--- begin ---
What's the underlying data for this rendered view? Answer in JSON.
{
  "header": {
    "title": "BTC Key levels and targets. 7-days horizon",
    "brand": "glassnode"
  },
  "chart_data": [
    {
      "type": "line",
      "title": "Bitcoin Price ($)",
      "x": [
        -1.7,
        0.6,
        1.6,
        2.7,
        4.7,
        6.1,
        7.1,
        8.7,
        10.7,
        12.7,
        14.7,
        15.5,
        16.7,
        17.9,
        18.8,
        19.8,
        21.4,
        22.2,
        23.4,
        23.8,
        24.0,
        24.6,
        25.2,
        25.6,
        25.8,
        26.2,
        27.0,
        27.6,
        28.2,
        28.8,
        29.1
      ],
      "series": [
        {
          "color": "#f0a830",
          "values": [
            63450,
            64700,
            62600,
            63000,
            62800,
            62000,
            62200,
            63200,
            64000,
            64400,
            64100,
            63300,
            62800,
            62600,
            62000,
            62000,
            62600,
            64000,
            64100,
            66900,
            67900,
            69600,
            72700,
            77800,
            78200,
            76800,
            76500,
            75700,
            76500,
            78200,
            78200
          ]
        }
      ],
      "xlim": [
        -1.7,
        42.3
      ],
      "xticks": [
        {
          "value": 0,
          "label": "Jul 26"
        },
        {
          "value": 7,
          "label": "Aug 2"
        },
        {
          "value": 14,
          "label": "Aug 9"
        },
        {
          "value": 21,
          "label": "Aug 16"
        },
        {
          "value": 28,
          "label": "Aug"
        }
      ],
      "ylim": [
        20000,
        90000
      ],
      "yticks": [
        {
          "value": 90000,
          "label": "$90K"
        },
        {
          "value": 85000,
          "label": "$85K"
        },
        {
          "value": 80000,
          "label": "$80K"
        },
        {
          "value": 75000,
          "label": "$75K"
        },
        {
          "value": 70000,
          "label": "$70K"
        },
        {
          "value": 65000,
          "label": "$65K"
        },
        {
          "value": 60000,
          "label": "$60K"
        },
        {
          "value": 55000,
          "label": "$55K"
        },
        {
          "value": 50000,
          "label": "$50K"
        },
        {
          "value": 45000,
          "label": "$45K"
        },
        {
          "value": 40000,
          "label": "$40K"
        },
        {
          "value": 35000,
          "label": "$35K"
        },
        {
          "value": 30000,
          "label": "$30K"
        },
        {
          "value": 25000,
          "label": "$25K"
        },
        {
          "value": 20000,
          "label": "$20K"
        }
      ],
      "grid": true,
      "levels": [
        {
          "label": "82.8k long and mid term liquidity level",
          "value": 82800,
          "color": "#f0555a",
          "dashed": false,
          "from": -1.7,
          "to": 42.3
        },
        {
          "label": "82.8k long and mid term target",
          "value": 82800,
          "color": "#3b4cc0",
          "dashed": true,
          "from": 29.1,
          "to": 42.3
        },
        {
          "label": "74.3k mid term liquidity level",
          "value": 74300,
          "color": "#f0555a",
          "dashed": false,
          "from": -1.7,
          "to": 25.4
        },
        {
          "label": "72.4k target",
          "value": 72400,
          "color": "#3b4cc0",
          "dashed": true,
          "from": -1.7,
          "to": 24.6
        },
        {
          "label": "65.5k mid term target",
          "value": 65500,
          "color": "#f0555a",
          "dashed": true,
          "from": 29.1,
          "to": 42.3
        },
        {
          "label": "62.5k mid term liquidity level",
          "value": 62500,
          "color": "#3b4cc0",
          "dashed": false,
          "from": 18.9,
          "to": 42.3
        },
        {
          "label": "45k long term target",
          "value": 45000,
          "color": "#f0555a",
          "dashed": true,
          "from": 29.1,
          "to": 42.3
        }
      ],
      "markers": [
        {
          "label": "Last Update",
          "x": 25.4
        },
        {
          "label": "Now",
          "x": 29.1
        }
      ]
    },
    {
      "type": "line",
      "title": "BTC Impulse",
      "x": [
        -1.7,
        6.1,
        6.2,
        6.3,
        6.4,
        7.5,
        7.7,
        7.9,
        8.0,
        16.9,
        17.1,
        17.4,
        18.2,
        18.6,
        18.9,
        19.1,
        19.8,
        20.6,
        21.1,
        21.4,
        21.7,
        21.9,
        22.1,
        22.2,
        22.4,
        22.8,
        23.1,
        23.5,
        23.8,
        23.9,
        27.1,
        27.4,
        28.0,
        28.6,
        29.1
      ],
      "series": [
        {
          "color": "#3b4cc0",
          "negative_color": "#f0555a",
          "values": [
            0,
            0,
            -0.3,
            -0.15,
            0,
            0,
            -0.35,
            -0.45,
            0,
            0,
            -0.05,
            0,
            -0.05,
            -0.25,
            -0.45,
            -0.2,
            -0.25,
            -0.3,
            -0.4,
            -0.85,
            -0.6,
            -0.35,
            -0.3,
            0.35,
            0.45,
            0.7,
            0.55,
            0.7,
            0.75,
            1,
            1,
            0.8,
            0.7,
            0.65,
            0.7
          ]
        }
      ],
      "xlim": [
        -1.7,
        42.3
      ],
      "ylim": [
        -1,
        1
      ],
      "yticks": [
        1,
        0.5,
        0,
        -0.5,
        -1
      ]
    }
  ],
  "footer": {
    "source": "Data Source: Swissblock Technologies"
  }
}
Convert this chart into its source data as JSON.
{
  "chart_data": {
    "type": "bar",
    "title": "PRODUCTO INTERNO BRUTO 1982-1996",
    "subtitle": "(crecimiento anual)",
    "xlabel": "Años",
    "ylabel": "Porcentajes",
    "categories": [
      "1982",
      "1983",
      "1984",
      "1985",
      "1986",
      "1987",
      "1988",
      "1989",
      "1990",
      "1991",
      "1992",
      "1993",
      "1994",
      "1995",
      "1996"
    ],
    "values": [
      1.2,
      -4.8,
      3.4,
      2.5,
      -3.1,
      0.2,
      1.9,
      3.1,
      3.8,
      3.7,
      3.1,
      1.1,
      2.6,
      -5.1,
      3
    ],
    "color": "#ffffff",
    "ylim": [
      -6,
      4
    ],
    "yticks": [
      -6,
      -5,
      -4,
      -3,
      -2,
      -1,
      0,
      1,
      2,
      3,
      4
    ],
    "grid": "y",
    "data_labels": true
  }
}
--- end ---
_Set task:_
Every line of the material must be returned exactly as it appears.

_Answer to the exercise:_
What's the underlying data for this rendered view? Answer in JSON.
{
  "header": {
    "title": "BTC Key levels and targets. 7-days horizon",
    "brand": "glassnode"
  },
  "chart_data": [
    {
      "type": "line",
      "title": "Bitcoin Price ($)",
      "x": [
        -1.7,
        0.6,
        1.6,
        2.7,
        4.7,
        6.1,
        7.1,
        8.7,
        10.7,
        12.7,
        14.7,
        15.5,
        16.7,
        17.9,
        18.8,
        19.8,
        21.4,
        22.2,
        23.4,
        23.8,
        24.0,
        24.6,
        25.2,
        25.6,
        25.8,
        26.2,
        27.0,
        27.6,
        28.2,
        28.8,
        29.1
      ],
      "series": [
        {
          "color": "#f0a830",
          "values": [
            63450,
            64700,
            62600,
            63000,
            62800,
            62000,
            62200,
            63200,
            64000,
            64400,
            64100,
            63300,
            62800,
            62600,
            62000,
            62000,
            62600,
            64000,
            64100,
            66900,
            67900,
            69600,
            72700,
            77800,
            78200,
            76800,
            76500,
            75700,
            76500,
            78200,
            78200
          ]
        }
      ],
      "xlim": [
        -1.7,
        42.3
      ],
      "xticks": [
        {
          "value": 0,
          "label": "Jul 26"
        },
        {
          "value": 7,
          "label": "Aug 2"
        },
        {
          "value": 14,
          "label": "Aug 9"
        },
        {
          "value": 21,
          "label": "Aug 16"
        },
        {
          "value": 28,
          "label": "Aug"
        }
      ],
      "ylim": [
        20000,
        90000
      ],
      "yticks": [
        {
          "value": 90000,
          "label": "$90K"
        },
        {
          "value": 85000,
          "label": "$85K"
        },
        {
          "value": 80000,
          "label": "$80K"
        },
        {
          "value": 75000,
          "label": "$75K"
        },
        {
          "value": 70000,
          "label": "$70K"
        },
        {
          "value": 65000,
          "label": "$65K"
        },
        {
          "value": 60000,
          "label": "$60K"
        },
        {
          "value": 55000,
          "label": "$55K"
        },
        {
          "value": 50000,
          "label": "$50K"
        },
        {
          "value": 45000,
          "label": "$45K"
        },
        {
          "value": 40000,
          "label": "$40K"
        },
        {
          "value": 35000,
          "label": "$35K"
        },
        {
          "value": 30000,
          "label": "$30K"
        },
        {
          "value": 25000,
          "label": "$25K"
        },
        {
          "value": 20000,
          "label": "$20K"
        }
      ],
      "grid": true,
      "levels": [
        {
          "label": "82.8k long and mid term liquidity level",
          "value": 82800,
          "color": "#f0555a",
          "dashed": false,
          "from": -1.7,
          "to": 42.3
        },
        {
          "label": "82.8k long and mid term target",
          "value": 82800,
          "color": "#3b4cc0",
          "dashed": true,
          "from": 29.1,
          "to": 42.3
        },
        {
          "label": "74.3k mid term liquidity level",
          "value": 74300,
          "color": "#f0555a",
          "dashed": false,
          "from": -1.7,
          "to": 25.4
        },
        {
          "label": "72.4k target",
          "value": 72400,
          "color": "#3b4cc0",
          "dashed": true,
          "from": -1.7,
          "to": 24.6
        },
        {
          "label": "65.5k mid term target",
          "value": 65500,
          "color": "#f0555a",
          "dashed": true,
          "from": 29.1,
          "to": 42.3
        },
        {
          "label": "62.5k mid term liquidity level",
          "value": 62500,
          "color": "#3b4cc0",
          "dashed": false,
          "from": 18.9,
          "to": 42.3
        },
        {
          "label": "45k long term target",
          "value": 45000,
          "color": "#f0555a",
          "dashed": true,
          "from": 29.1,
          "to": 42.3
        }
      ],
      "markers": [
        {
          "label": "Last Update",
          "x": 25.4
        },
        {
          "label": "Now",
          "x": 29.1
        }
      ]
    },
    {
      "type": "line",
      "title": "BTC Impulse",
      "x": [
        -1.7,
        6.1,
        6.2,
        6.3,
        6.4,
        7.5,
        7.7,
        7.9,
        8.0,
        16.9,
        17.1,
        17.4,
        18.2,
        18.6,
        18.9,
        19.1,
        19.8,
        20.6,
        21.1,
        21.4,
        21.7,
        21.9,
        22.1,
        22.2,
        22.4,
        22.8,
        23.1,
        23.5,
        23.8,
        23.9,
        27.1,
        27.4,
        28.0,
        28.6,
        29.1
      ],
      "series": [
        {
          "color": "#3b4cc0",
          "negative_color": "#f0555a",
          "values": [
            0,
            0,
            -0.3,
            -0.15,
            0,
            0,
            -0.35,
            -0.45,
            0,
            0,
            -0.05,
            0,
            -0.05,
            -0.25,
            -0.45,
            -0.2,
            -0.25,
            -0.3,
            -0.4,
            -0.85,
            -0.6,
            -0.35,
            -0.3,
            0.35,
            0.45,
            0.7,
            0.55,
            0.7,
            0.75,
            1,
            1,
            0.8,
            0.7,
            0.65,
            0.7
          ]
        }
      ],
      "xlim": [
        -1.7,
        42.3
      ],
      "ylim": [
        -1,
        1
      ],
      "yticks": [
        1,
        0.5,
        0,
        -0.5,
        -1
      ]
    }
  ],
  "footer": {
    "source": "Data Source: Swissblock Technologies"
  }
}
Convert this chart into its source data as JSON.
{
  "chart_data": {
    "type": "bar",
    "title": "PRODUCTO INTERNO BRUTO 1982-1996",
    "subtitle": "(crecimiento anual)",
    "xlabel": "Años",
    "ylabel": "Porcentajes",
    "categories": [
      "1982",
      "1983",
      "1984",
      "1985",
      "1986",
      "1987",
      "1988",
      "1989",
      "1990",
      "1991",
      "1992",
      "1993",
      "1994",
      "1995",
      "1996"
    ],
    "values": [
      1.2,
      -4.8,
      3.4,
      2.5,
      -3.1,
      0.2,
      1.9,
      3.1,
      3.8,
      3.7,
      3.1,
      1.1,
      2.6,
      -5.1,
      3
    ],
    "color": "#ffffff",
    "ylim": [
      -6,
      4
    ],
    "yticks": [
      -6,
      -5,
      -4,
      -3,
      -2,
      -1,
      0,
      1,
      2,
      3,
      4
    ],
    "grid": "y",
    "data_labels": true
  }
}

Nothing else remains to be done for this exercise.